Instructions to follow →
Gather all lines in the entries that include the word "included".

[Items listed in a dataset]
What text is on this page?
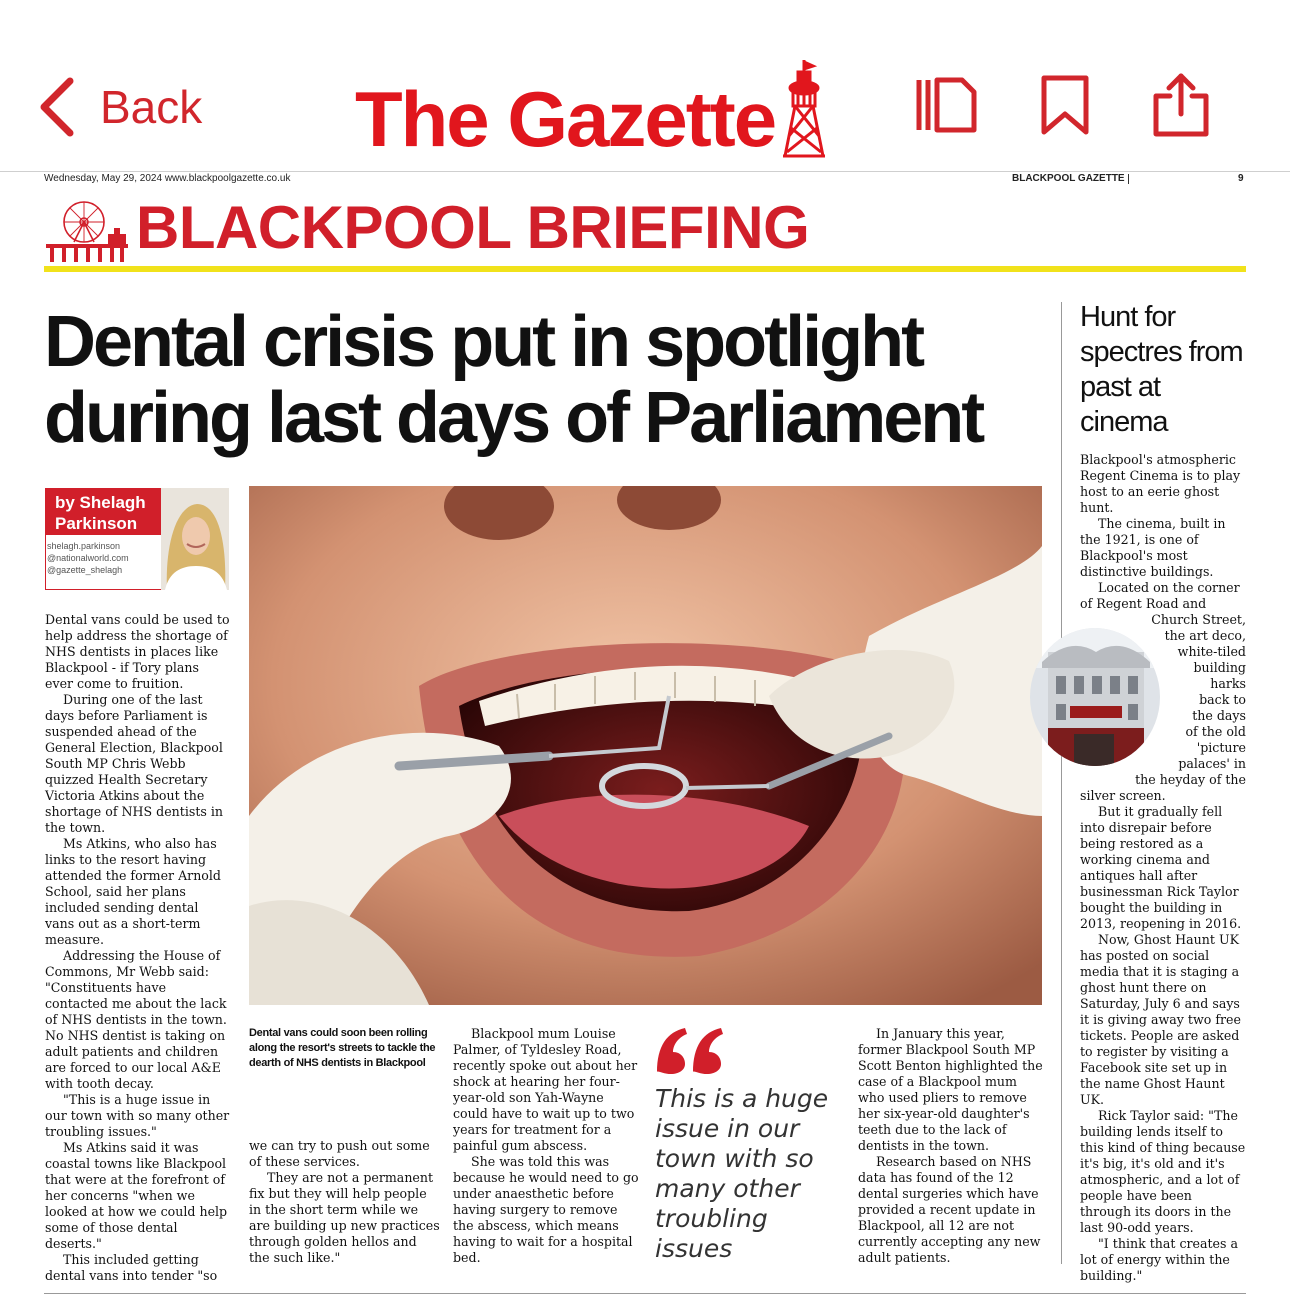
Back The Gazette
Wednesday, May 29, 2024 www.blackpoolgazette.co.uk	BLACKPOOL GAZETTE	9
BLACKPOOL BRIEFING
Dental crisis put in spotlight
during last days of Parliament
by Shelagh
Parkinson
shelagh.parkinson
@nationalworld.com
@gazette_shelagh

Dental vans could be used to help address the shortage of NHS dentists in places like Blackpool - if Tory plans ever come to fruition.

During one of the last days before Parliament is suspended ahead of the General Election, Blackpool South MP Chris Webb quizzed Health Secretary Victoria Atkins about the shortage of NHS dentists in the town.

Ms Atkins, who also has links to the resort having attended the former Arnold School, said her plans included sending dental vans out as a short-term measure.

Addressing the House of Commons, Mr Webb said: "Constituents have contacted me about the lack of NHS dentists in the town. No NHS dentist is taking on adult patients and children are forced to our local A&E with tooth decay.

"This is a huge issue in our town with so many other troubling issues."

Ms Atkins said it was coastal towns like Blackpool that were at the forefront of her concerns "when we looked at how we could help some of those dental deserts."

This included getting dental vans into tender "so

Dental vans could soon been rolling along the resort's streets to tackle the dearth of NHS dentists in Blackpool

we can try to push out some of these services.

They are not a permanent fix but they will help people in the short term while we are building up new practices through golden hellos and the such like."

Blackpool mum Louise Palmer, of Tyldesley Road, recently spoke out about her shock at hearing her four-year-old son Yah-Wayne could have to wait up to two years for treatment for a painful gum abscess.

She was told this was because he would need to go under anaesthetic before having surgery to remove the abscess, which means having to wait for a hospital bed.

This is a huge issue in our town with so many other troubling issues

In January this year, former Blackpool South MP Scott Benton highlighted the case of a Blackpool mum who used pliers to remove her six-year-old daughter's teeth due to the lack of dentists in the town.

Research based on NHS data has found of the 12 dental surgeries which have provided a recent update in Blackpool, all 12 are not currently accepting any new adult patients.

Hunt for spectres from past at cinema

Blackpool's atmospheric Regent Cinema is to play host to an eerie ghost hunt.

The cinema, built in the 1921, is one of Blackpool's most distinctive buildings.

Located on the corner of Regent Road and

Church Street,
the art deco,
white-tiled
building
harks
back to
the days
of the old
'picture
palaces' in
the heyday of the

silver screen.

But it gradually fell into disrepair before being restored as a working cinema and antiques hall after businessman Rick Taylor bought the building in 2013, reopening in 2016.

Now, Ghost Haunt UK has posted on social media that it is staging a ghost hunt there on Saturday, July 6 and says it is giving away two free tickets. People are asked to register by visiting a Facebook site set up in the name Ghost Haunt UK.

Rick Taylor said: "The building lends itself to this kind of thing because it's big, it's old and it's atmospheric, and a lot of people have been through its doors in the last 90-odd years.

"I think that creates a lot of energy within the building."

Written answer →
Ms Atkins, who also has links to the resort having attended the former Arnold School, said her plans included sending dental vans out as a short-term measure.
This included getting dental vans into tender "so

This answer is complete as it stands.